EXCERPT TO READ =>
Ideas & News
Boo! Holiday Decor Doesn’t Have to be Scary
It’s always fun to be festive, but for some reason, as soon as the Halloween skeletons come out of the closet our stirrings of emotional anxiety come out with them. We know that in the blink of an eye the madness of Thanksgiving and then Christmas are right around the corner and we’re not sure if were quite ready for the madness. The likes of Martha Stewart and Pinterest spark great ideas, but instead of being inspired, for some of us the pressures of these perfect images create more stress.
I say we all take a deep breath and settle down our holiday decor insanity!
These times are supposed to be fun, right? So let’s focus on friends, family, and relaxation instead. Sure, stresses inevitably creep in, but let’s at least nix out the decor component. Here are some simple, realistic approaches that don’t involve an incredible amount of effort, but still deliver amazing effects.
Image credit to PencilSavingsStudio.com
Go Old School
For most of us, the holidays were a magical time as children. There was no other time that gave us a greater sense of wonder, imagination, and play. Why do we have to lose that with age?

DATASET EXTRACT =>

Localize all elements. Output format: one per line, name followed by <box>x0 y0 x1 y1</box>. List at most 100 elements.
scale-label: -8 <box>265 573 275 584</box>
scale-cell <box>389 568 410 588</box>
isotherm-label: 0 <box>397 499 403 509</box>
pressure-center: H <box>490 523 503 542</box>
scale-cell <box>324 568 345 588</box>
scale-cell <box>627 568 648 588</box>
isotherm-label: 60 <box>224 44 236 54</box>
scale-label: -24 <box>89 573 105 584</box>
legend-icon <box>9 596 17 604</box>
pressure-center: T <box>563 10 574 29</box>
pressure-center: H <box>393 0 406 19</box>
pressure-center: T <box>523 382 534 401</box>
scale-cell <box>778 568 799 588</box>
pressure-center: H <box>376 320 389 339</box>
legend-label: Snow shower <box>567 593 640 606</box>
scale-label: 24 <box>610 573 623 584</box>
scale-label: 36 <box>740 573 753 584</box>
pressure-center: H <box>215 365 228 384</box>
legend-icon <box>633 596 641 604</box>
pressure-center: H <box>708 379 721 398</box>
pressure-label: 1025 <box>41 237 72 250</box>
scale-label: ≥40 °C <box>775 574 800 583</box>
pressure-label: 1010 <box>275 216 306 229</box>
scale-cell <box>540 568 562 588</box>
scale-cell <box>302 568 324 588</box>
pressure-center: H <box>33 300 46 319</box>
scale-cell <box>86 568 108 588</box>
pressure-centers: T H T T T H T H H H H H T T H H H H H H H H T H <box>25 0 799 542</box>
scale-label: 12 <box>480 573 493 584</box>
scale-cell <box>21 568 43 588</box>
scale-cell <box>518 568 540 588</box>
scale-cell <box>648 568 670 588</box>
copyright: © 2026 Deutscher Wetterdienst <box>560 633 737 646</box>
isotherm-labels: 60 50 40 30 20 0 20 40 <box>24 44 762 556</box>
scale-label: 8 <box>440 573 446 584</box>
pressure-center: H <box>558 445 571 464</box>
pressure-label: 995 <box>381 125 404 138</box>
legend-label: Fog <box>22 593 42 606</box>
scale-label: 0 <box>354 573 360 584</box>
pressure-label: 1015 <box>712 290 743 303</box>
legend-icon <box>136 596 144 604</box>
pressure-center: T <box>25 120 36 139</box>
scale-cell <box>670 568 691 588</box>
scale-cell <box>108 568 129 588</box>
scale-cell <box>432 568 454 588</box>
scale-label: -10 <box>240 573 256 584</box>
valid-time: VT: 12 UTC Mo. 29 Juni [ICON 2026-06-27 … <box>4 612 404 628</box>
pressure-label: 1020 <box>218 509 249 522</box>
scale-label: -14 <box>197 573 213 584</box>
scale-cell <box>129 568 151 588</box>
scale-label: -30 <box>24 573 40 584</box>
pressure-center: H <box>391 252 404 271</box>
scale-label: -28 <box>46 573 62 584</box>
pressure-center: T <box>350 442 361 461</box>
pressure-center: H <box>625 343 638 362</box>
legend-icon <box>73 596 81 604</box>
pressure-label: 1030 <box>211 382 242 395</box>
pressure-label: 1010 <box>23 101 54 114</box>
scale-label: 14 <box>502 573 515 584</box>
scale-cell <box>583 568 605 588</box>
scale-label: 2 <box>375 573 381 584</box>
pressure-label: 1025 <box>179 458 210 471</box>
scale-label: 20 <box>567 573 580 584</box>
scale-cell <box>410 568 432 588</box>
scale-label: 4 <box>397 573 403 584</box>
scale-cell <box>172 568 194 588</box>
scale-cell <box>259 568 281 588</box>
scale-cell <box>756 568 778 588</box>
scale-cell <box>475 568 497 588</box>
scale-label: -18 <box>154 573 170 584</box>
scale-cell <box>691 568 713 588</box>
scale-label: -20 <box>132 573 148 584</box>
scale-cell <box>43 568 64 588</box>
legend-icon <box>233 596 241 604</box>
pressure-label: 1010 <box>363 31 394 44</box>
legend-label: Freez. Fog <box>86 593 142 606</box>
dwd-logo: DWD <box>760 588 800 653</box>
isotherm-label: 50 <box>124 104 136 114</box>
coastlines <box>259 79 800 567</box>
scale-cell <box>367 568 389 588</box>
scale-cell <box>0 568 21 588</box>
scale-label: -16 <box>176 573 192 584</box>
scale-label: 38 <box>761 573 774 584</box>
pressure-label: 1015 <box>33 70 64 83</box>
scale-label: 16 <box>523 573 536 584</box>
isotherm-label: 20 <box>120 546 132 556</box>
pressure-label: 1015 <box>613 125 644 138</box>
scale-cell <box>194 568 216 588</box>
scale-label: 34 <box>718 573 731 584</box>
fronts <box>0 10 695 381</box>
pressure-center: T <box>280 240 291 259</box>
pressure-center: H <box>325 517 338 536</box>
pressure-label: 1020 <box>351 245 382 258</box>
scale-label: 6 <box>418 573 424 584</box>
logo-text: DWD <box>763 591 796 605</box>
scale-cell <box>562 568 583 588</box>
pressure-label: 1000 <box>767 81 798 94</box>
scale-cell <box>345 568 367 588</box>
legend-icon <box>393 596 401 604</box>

WORK INSTRUCTIONS =>
• A. In the holiday decor post, rewrite the paragraph beginning "These times are supposed to be fun" as a short bulleted list that keeps its main points.
• B. Answer these questions from the holiday decor post, one line each:
(i) Which two sources are named as sparking great ideas?
(ii) Who gets the image credit?
(iii) Under "Go Old School," what were the holidays for most of us as children?
• C. From the holiday decor post, write out everything from "Ideas & News" down to "holiday decor insanity!", substituting "chaos" for every "madness".

RESPONSES BY TASK =>
• A.
- The holidays are meant to be fun.
- Focus on friends, family, and relaxation.
- Some stress is unavoidable, but decorating doesn't have to add to it.
- The post offers simple, realistic approaches that take little effort yet still look amazing.

• B.
(i) Martha Stewart and Pinterest
(ii) PencilSavingsStudio.com
(iii) A magical time

• C.
Ideas & News
Boo! Holiday Decor Doesn’t Have to be Scary
It’s always fun to be festive, but for some reason, as soon as the Halloween skeletons come out of the closet our stirrings of emotional anxiety come out with them. We know that in the blink of an eye the chaos of Thanksgiving and then Christmas are right around the corner and we’re not sure if were quite ready for the chaos. The likes of Martha Stewart and Pinterest spark great ideas, but instead of being inspired, for some of us the pressures of these perfect images create more stress.
I say we all take a deep breath and settle down our holiday decor insanity!